Labeled region entries
━━━━━━━━

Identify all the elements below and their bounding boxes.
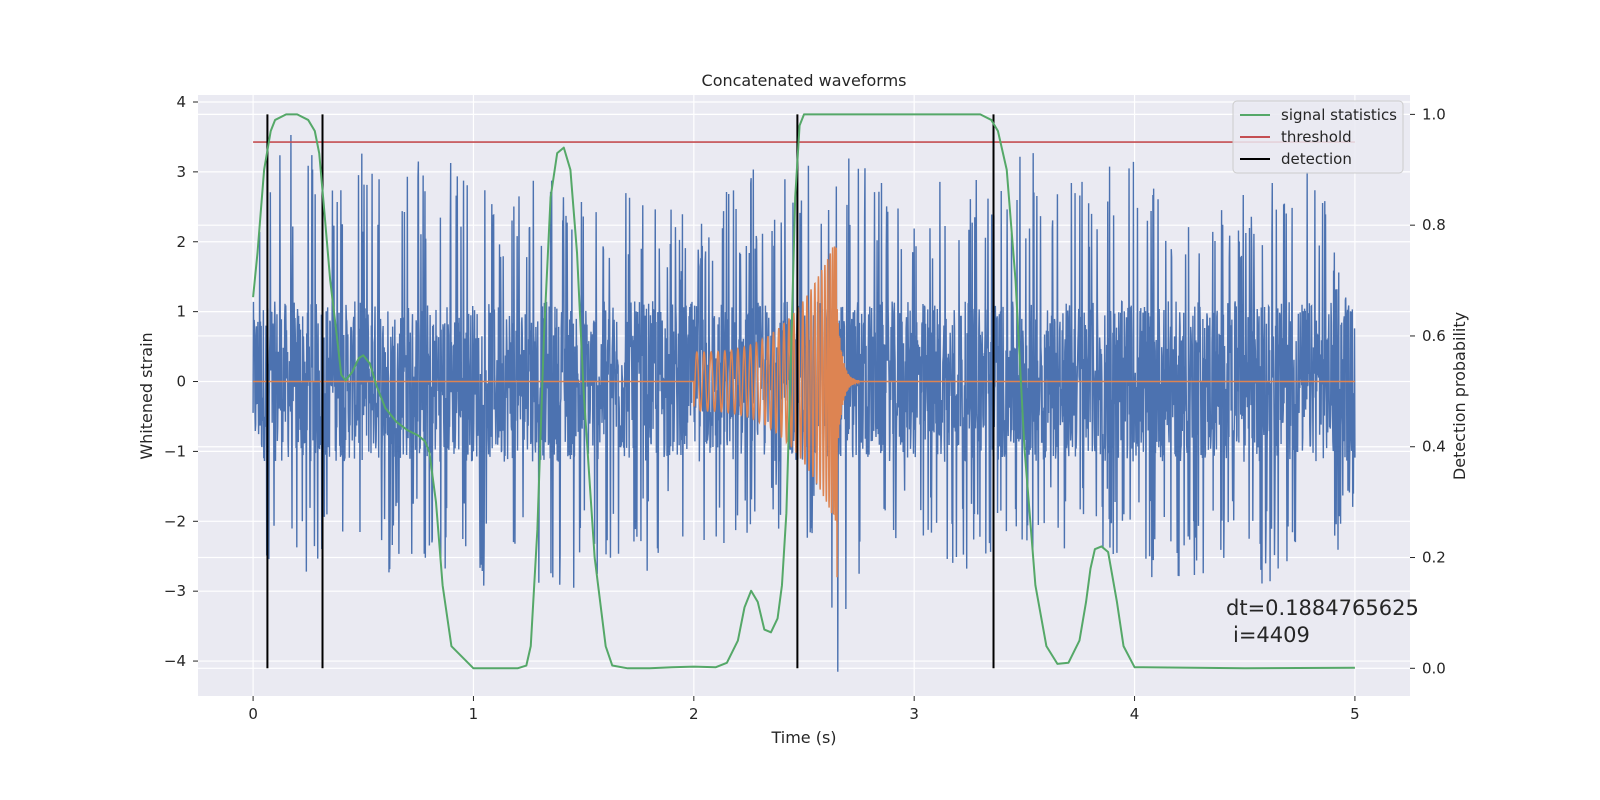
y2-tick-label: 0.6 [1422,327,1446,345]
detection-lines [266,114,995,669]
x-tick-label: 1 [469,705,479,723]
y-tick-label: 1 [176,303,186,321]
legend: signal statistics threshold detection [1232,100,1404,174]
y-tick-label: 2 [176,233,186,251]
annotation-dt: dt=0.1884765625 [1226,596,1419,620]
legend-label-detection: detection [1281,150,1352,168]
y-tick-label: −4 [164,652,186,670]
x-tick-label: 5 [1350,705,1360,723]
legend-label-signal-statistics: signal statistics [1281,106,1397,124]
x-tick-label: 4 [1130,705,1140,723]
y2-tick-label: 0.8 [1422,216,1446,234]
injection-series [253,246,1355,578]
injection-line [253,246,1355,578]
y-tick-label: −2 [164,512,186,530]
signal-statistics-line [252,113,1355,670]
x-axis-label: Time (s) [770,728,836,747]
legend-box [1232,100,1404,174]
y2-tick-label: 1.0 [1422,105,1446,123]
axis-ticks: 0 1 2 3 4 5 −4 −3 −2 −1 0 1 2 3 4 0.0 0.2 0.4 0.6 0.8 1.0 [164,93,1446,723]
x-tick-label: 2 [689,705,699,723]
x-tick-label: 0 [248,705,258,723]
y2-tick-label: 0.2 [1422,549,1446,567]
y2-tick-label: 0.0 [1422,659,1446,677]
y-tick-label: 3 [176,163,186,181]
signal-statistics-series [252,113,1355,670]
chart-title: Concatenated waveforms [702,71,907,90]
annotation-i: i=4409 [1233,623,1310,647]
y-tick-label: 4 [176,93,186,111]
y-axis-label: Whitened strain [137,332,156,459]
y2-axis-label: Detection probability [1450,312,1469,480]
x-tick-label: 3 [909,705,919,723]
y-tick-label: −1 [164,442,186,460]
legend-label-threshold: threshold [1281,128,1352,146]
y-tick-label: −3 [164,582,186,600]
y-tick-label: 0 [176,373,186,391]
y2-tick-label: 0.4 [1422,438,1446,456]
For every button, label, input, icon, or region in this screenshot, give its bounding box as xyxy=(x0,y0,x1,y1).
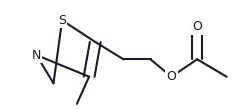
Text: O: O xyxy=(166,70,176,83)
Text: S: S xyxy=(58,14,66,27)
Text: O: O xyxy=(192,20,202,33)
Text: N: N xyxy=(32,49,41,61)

━━━━━━━━

Copy all of the material above, putting "left-tick-label" wherever "y-tick-label" appears and keeping everything else unchanged. Omit the pictures.

Identify all the elements below and their bounding boxes.
y2-tick-label: 0.6 [1422,327,1446,345]
detection-lines [266,114,995,669]
x-tick-label: 1 [469,705,479,723]
left-tick-label: 1 [176,303,186,321]
legend: signal statistics threshold detection [1232,100,1404,174]
left-tick-label: 2 [176,233,186,251]
annotation-dt: dt=0.1884765625 [1226,596,1419,620]
legend-label-detection: detection [1281,150,1352,168]
left-tick-label: −4 [164,652,186,670]
x-tick-label: 5 [1350,705,1360,723]
legend-label-signal-statistics: signal statistics [1281,106,1397,124]
x-tick-label: 4 [1130,705,1140,723]
y2-tick-label: 0.8 [1422,216,1446,234]
injection-series [253,246,1355,578]
injection-line [253,246,1355,578]
left-tick-label: −2 [164,512,186,530]
signal-statistics-line [252,113,1355,670]
x-axis-label: Time (s) [770,728,836,747]
legend-box [1232,100,1404,174]
y2-tick-label: 1.0 [1422,105,1446,123]
axis-ticks: 0 1 2 3 4 5 −4 −3 −2 −1 0 1 2 3 4 0.0 0.2 0.4 0.6 0.8 1.0 [164,93,1446,723]
x-tick-label: 2 [689,705,699,723]
x-tick-label: 0 [248,705,258,723]
y2-tick-label: 0.2 [1422,549,1446,567]
y2-tick-label: 0.0 [1422,659,1446,677]
left-tick-label: 3 [176,163,186,181]
signal-statistics-series [252,113,1355,670]
chart-title: Concatenated waveforms [702,71,907,90]
annotation-i: i=4409 [1233,623,1310,647]
left-tick-label: 4 [176,93,186,111]
y-axis-label: Whitened strain [137,332,156,459]
y2-axis-label: Detection probability [1450,312,1469,480]
x-tick-label: 3 [909,705,919,723]
left-tick-label: −1 [164,442,186,460]
legend-label-threshold: threshold [1281,128,1352,146]
left-tick-label: −3 [164,582,186,600]
left-tick-label: 0 [176,373,186,391]
y2-tick-label: 0.4 [1422,438,1446,456]
For every button, label, input, icon, or region in this screenshot, give its bounding box as xyxy=(x0,y0,x1,y1).
Text: O: O xyxy=(166,70,176,83)
Text: S: S xyxy=(58,14,66,27)
Text: O: O xyxy=(192,20,202,33)
Text: N: N xyxy=(32,49,41,61)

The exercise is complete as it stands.